§ **Stored rows**
▬▬▬▬▬▬

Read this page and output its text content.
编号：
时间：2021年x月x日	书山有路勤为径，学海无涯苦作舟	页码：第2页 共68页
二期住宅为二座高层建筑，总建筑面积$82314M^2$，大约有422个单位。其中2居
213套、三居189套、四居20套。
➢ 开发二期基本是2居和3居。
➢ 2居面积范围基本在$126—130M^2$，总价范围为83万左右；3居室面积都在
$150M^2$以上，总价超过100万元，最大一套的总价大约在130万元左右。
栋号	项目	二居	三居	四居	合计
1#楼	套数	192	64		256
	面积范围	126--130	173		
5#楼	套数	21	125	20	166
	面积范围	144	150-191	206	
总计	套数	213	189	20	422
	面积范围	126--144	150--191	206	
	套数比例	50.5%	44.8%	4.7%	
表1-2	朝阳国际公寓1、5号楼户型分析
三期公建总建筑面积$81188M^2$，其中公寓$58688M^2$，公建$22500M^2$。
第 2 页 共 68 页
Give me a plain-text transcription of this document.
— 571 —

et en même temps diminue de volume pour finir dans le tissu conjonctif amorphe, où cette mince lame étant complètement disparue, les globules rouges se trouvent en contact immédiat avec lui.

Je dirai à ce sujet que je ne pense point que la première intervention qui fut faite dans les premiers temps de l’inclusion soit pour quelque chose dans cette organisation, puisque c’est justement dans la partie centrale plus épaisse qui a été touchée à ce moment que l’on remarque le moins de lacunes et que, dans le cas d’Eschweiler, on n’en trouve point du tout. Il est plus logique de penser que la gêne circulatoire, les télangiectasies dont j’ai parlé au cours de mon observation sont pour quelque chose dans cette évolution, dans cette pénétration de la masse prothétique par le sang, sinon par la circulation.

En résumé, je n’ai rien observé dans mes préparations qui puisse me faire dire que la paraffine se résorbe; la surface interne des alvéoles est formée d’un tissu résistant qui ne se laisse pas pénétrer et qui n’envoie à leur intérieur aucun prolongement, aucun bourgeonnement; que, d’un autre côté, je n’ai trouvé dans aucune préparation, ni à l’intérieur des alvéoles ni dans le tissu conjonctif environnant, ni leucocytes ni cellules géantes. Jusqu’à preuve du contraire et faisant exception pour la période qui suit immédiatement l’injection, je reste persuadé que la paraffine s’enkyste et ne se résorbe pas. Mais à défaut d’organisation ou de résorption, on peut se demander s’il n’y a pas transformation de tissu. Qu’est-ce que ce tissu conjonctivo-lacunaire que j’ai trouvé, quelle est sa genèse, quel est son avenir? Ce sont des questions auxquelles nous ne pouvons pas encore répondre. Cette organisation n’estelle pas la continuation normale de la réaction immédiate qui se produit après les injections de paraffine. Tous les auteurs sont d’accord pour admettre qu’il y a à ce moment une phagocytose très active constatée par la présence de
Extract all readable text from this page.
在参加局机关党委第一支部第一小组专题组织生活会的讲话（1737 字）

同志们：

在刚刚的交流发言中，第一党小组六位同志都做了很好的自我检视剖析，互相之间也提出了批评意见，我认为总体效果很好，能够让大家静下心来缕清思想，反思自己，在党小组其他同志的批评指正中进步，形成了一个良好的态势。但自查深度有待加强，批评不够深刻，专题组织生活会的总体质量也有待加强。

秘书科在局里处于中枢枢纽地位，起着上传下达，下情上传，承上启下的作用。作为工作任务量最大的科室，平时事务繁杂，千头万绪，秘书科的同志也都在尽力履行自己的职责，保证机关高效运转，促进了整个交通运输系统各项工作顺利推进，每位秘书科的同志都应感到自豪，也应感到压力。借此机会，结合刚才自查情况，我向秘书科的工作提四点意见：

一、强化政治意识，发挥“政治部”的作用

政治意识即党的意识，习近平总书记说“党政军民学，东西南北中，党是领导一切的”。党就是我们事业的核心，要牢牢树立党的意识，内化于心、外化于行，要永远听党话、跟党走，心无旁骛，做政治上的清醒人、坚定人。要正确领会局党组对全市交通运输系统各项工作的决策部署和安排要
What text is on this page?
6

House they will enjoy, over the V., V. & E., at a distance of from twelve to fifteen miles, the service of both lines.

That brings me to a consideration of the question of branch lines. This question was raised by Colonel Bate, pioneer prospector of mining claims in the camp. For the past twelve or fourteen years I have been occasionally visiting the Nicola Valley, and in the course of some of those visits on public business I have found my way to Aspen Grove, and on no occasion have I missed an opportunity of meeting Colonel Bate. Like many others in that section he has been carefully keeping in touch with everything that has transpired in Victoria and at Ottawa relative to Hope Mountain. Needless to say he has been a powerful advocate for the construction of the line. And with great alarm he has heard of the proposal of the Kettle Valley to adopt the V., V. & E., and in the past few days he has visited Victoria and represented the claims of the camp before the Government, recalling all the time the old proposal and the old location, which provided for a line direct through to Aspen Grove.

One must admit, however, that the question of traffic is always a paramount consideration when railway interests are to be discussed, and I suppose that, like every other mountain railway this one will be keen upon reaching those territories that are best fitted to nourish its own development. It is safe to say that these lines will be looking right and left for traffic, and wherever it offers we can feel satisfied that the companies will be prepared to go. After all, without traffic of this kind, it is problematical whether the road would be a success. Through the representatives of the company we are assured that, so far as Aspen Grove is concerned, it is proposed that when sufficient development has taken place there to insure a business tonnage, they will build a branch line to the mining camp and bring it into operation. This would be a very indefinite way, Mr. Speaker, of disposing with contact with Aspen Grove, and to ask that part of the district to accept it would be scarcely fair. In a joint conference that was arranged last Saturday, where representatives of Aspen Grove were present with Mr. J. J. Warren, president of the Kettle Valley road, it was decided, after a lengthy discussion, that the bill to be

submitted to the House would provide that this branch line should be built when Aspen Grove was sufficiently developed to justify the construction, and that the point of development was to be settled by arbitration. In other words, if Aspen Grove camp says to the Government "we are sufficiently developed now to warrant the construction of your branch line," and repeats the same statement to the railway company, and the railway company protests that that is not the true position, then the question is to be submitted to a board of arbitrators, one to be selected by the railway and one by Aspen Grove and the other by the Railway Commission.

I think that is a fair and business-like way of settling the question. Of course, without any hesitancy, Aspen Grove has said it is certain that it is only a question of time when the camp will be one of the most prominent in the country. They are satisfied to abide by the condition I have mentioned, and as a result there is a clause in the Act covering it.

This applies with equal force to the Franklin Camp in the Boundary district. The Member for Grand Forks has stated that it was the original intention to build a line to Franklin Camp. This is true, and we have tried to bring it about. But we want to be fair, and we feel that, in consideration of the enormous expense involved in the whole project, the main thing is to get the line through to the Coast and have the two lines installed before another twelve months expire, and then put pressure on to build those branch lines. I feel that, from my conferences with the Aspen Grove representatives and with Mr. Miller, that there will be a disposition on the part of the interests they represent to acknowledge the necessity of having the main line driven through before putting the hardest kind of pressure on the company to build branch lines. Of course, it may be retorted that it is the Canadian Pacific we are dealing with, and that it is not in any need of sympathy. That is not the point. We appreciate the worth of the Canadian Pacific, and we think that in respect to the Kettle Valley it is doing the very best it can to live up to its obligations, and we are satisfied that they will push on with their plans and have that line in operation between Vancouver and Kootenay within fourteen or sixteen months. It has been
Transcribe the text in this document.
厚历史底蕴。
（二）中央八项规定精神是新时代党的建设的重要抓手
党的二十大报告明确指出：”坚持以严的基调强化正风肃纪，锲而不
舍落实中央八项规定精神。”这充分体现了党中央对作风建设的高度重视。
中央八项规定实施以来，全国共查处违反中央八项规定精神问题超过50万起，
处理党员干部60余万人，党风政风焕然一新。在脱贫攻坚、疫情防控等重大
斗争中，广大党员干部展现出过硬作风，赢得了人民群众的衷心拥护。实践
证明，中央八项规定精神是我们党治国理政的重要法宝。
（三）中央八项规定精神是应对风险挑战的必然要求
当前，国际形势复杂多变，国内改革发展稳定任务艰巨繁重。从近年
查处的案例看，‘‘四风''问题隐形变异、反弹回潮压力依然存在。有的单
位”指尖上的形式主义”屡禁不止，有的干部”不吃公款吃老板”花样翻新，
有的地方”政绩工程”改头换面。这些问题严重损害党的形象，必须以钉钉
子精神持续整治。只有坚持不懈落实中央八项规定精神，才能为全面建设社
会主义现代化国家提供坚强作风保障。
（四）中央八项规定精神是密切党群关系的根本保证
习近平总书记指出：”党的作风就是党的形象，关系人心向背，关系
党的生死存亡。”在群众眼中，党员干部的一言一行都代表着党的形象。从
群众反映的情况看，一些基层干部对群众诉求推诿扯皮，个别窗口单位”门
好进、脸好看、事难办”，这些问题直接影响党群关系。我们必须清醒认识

▬▬▬▬▬▬

§ **Problem to solve**
Go through the data above and find the lines with the word "document". Copy each of those lines.

§ **Solution**
Give me a plain-text transcription of this document.
Transcribe the text in this document.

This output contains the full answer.